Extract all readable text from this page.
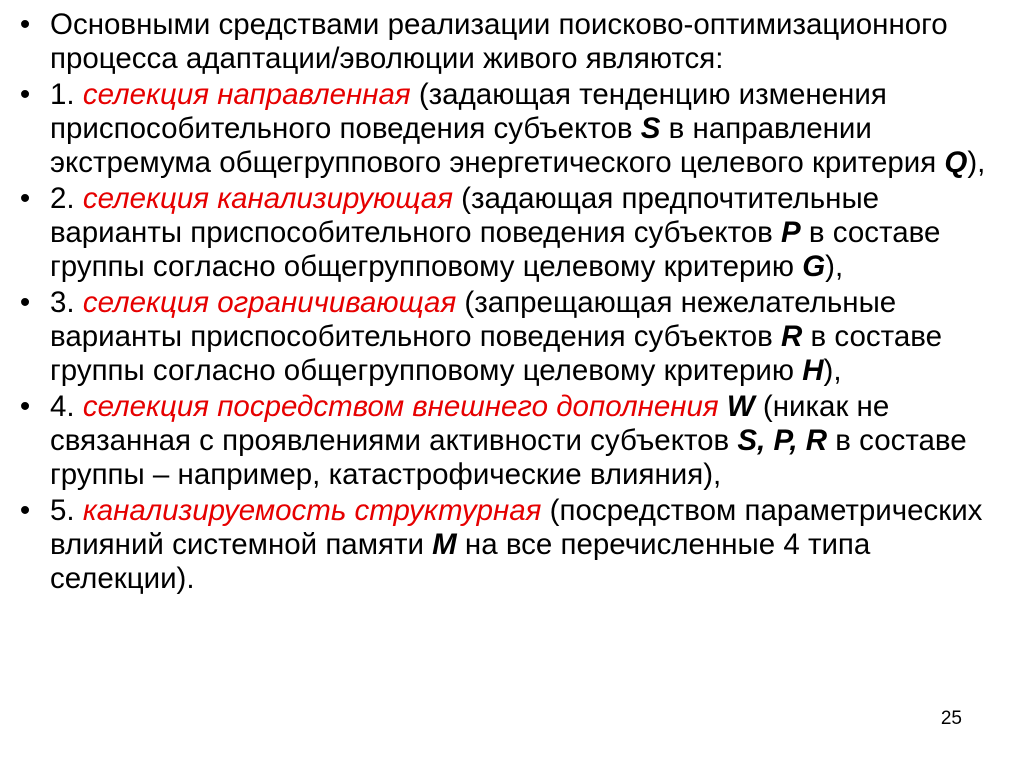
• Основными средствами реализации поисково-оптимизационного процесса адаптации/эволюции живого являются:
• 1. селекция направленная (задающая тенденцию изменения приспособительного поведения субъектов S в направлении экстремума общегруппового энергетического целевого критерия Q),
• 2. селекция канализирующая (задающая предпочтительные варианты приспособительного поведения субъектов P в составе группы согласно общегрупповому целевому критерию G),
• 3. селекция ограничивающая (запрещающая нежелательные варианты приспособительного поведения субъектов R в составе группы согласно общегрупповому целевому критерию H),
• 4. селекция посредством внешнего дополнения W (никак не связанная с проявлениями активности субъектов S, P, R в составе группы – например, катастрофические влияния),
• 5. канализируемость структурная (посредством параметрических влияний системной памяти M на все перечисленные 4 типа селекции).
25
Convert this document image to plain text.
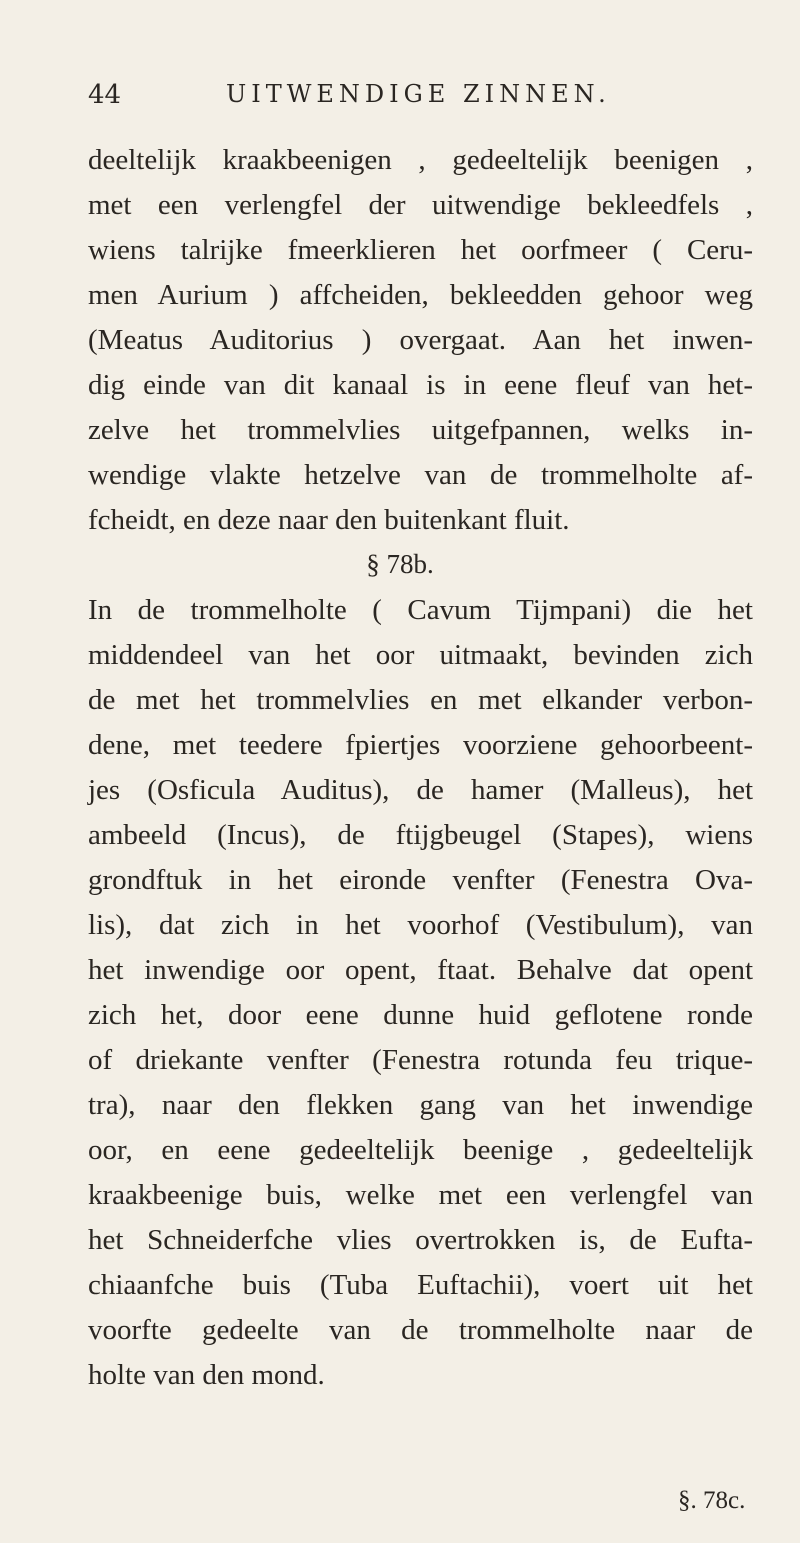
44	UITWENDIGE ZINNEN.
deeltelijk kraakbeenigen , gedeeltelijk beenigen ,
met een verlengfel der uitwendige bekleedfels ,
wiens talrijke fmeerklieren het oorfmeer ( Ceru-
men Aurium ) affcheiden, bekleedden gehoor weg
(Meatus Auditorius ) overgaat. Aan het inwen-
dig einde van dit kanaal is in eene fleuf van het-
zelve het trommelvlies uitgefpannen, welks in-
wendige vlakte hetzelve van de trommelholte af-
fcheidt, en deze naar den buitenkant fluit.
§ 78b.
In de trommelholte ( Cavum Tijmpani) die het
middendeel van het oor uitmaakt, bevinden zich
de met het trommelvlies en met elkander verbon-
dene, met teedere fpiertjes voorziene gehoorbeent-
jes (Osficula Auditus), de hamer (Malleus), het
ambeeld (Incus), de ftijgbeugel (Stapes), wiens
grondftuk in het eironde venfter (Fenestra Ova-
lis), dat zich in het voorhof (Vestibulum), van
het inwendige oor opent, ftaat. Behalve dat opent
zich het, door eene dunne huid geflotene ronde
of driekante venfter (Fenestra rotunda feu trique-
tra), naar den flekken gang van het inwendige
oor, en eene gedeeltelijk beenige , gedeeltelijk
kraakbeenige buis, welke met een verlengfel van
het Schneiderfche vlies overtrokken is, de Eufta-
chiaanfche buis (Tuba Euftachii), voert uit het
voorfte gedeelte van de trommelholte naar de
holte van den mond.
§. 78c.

++++++++++++++++++++

_Exercise_
Copy out each line word for word, please, skipping the images.

_Solved exercise_
Extract all readable text from this page.
• Основными средствами реализации поисково-оптимизационного процесса адаптации/эволюции живого являются:
• 1. селекция направленная (задающая тенденцию изменения приспособительного поведения субъектов S в направлении экстремума общегруппового энергетического целевого критерия Q),
• 2. селекция канализирующая (задающая предпочтительные варианты приспособительного поведения субъектов P в составе группы согласно общегрупповому целевому критерию G),
• 3. селекция ограничивающая (запрещающая нежелательные варианты приспособительного поведения субъектов R в составе группы согласно общегрупповому целевому критерию H),
• 4. селекция посредством внешнего дополнения W (никак не связанная с проявлениями активности субъектов S, P, R в составе группы – например, катастрофические влияния),
• 5. канализируемость структурная (посредством параметрических влияний системной памяти M на все перечисленные 4 типа селекции).
25
Convert this document image to plain text.
44	UITWENDIGE ZINNEN.
deeltelijk kraakbeenigen , gedeeltelijk beenigen ,
met een verlengfel der uitwendige bekleedfels ,
wiens talrijke fmeerklieren het oorfmeer ( Ceru-
men Aurium ) affcheiden, bekleedden gehoor weg
(Meatus Auditorius ) overgaat. Aan het inwen-
dig einde van dit kanaal is in eene fleuf van het-
zelve het trommelvlies uitgefpannen, welks in-
wendige vlakte hetzelve van de trommelholte af-
fcheidt, en deze naar den buitenkant fluit.
§ 78b.
In de trommelholte ( Cavum Tijmpani) die het
middendeel van het oor uitmaakt, bevinden zich
de met het trommelvlies en met elkander verbon-
dene, met teedere fpiertjes voorziene gehoorbeent-
jes (Osficula Auditus), de hamer (Malleus), het
ambeeld (Incus), de ftijgbeugel (Stapes), wiens
grondftuk in het eironde venfter (Fenestra Ova-
lis), dat zich in het voorhof (Vestibulum), van
het inwendige oor opent, ftaat. Behalve dat opent
zich het, door eene dunne huid geflotene ronde
of driekante venfter (Fenestra rotunda feu trique-
tra), naar den flekken gang van het inwendige
oor, en eene gedeeltelijk beenige , gedeeltelijk
kraakbeenige buis, welke met een verlengfel van
het Schneiderfche vlies overtrokken is, de Eufta-
chiaanfche buis (Tuba Euftachii), voert uit het
voorfte gedeelte van de trommelholte naar de
holte van den mond.
§. 78c.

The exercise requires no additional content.